::: EXERCISE INPUTS :::

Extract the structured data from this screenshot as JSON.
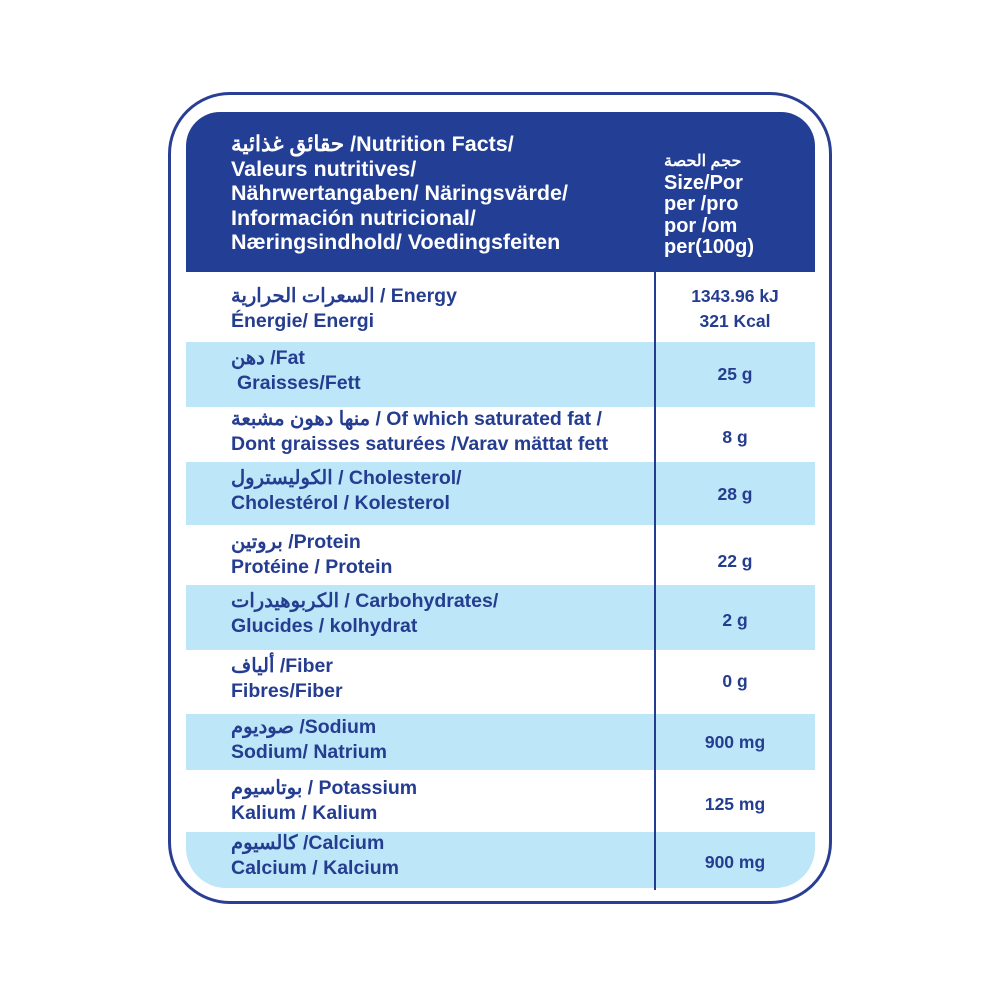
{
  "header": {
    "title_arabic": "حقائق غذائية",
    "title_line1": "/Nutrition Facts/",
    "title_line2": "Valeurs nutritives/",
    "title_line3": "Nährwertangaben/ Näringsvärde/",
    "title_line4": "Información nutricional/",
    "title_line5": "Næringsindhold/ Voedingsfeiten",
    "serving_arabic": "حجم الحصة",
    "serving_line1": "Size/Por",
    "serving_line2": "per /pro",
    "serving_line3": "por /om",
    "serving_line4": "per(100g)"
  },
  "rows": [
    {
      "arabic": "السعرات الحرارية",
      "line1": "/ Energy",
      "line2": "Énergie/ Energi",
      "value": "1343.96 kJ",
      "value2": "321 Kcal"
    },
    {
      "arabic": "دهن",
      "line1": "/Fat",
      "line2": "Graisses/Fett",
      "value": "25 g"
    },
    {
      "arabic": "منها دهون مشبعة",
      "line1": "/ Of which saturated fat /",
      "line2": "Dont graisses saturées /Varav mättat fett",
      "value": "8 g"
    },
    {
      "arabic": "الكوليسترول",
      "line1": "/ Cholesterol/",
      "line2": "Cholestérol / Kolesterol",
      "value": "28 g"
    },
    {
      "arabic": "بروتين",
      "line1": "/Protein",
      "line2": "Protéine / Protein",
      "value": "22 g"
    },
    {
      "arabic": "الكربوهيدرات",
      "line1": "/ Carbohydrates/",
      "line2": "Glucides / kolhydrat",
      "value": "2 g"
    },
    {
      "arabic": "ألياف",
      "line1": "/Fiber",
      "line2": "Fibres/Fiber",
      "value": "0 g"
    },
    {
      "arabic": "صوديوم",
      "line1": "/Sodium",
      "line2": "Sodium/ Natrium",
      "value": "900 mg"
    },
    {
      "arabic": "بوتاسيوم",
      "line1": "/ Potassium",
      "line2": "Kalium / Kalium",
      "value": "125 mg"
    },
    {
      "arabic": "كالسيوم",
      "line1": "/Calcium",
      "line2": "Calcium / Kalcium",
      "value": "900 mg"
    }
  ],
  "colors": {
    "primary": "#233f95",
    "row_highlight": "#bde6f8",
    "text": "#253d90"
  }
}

:::

Could you copy every line from the records that has "Calcium" in it?

      "line1": "/Calcium",
      "line2": "Calcium / Kalcium",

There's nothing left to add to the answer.